• [Short problem]:
Search the listing below for the string "Primary" and show each line that contains it.

Stored data:
--- START ---

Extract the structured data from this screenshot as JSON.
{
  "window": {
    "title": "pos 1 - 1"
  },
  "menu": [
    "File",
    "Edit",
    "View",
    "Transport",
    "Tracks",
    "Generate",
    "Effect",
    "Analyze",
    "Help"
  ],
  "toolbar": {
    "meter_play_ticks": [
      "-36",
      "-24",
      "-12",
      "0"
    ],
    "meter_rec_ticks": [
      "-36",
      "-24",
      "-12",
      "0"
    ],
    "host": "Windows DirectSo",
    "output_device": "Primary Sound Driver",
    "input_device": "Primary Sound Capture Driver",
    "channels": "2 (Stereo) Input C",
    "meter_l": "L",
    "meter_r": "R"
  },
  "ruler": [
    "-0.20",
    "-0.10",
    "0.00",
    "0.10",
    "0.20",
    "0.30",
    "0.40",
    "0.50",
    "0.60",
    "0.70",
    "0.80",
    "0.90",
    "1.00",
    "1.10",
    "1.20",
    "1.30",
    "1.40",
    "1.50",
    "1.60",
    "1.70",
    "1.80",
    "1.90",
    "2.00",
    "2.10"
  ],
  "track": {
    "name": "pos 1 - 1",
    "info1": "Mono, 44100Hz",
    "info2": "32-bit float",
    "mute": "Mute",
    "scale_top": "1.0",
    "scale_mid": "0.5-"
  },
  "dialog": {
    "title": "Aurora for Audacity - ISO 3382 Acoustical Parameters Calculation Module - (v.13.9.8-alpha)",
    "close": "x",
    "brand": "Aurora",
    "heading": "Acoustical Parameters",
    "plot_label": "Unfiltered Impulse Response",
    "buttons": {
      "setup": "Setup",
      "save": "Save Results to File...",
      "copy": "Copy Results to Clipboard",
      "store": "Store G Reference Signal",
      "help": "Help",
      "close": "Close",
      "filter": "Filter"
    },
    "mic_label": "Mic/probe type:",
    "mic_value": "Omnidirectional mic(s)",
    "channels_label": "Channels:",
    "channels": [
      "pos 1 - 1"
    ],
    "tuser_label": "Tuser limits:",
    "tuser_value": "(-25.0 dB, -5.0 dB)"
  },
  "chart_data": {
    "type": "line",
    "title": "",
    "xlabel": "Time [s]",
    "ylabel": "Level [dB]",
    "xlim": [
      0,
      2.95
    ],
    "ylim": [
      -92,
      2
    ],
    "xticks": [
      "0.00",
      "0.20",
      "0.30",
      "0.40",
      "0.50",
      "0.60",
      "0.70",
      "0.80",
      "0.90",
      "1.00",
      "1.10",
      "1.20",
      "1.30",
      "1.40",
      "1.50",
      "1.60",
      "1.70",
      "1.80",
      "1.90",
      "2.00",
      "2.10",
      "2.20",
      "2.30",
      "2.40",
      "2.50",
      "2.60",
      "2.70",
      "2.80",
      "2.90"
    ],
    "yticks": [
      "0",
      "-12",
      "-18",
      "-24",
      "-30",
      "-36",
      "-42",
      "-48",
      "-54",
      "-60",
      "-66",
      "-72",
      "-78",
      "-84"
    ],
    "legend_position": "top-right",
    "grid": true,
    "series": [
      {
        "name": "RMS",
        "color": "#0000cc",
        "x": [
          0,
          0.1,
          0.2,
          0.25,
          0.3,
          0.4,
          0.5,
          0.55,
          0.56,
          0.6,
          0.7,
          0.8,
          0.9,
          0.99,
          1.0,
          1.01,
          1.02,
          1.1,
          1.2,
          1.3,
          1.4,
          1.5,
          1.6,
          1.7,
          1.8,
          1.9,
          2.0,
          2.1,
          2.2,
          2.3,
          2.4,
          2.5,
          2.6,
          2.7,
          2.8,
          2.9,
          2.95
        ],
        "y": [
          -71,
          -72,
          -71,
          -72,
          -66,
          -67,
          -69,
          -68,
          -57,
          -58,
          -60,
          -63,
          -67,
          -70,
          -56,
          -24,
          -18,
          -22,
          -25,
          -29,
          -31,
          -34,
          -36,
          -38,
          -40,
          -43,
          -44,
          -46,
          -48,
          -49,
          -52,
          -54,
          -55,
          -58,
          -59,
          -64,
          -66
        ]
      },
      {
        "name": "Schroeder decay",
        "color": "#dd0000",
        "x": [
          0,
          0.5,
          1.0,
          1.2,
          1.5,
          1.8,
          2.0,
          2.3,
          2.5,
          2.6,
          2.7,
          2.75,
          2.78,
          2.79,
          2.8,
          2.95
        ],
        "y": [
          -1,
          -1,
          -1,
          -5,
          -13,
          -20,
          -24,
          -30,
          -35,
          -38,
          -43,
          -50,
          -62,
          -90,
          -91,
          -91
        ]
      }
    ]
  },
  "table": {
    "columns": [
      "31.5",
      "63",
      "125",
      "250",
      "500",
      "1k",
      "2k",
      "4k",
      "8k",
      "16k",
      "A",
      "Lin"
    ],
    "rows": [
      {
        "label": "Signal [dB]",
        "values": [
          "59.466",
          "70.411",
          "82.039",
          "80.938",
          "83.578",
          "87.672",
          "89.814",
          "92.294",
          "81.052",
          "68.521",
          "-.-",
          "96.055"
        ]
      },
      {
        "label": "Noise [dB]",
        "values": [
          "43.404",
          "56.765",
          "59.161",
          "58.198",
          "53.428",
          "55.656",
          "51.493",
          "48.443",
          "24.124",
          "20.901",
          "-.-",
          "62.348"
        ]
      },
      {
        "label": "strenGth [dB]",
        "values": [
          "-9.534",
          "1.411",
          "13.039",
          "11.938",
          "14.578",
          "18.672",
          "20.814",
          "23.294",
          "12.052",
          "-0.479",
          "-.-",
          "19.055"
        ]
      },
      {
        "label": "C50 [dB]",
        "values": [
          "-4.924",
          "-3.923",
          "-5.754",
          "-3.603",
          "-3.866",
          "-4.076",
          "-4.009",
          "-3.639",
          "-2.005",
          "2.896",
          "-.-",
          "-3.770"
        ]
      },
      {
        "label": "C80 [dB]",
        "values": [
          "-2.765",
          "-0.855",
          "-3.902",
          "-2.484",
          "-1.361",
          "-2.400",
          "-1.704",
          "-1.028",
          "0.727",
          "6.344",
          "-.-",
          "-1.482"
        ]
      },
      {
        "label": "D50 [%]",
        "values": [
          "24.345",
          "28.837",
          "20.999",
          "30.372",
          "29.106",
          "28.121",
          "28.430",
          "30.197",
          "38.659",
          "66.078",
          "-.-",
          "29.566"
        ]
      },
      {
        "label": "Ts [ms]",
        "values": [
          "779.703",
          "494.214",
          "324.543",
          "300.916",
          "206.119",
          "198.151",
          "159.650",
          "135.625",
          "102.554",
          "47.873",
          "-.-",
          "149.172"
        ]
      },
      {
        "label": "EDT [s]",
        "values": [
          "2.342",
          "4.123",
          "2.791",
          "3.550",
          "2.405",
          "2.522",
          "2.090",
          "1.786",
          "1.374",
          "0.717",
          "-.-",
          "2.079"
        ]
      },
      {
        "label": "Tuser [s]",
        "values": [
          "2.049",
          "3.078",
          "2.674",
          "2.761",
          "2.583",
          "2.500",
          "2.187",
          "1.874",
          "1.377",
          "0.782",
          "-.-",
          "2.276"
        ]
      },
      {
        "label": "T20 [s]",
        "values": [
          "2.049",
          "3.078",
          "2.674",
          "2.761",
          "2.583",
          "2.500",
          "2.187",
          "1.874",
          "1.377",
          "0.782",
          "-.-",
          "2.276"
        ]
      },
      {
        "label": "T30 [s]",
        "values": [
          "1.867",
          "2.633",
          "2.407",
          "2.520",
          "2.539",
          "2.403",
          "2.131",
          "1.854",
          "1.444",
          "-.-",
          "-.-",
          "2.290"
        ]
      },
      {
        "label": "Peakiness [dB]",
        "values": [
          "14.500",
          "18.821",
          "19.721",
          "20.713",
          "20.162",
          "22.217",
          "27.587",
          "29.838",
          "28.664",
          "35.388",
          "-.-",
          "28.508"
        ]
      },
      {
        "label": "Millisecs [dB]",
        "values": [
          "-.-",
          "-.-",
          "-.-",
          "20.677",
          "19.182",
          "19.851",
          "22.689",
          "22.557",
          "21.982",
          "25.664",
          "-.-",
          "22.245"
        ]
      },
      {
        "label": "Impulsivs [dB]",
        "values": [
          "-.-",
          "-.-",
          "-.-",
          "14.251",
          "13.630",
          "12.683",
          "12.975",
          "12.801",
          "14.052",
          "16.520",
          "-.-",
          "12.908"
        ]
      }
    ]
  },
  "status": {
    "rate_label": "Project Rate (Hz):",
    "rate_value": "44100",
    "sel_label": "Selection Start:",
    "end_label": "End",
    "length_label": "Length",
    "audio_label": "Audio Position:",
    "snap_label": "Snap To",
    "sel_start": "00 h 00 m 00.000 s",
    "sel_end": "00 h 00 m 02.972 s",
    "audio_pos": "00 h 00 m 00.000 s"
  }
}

--- END ---

• [Exercise output]:
    "output_device": "Primary Sound Driver",
    "input_device": "Primary Sound Capture Driver",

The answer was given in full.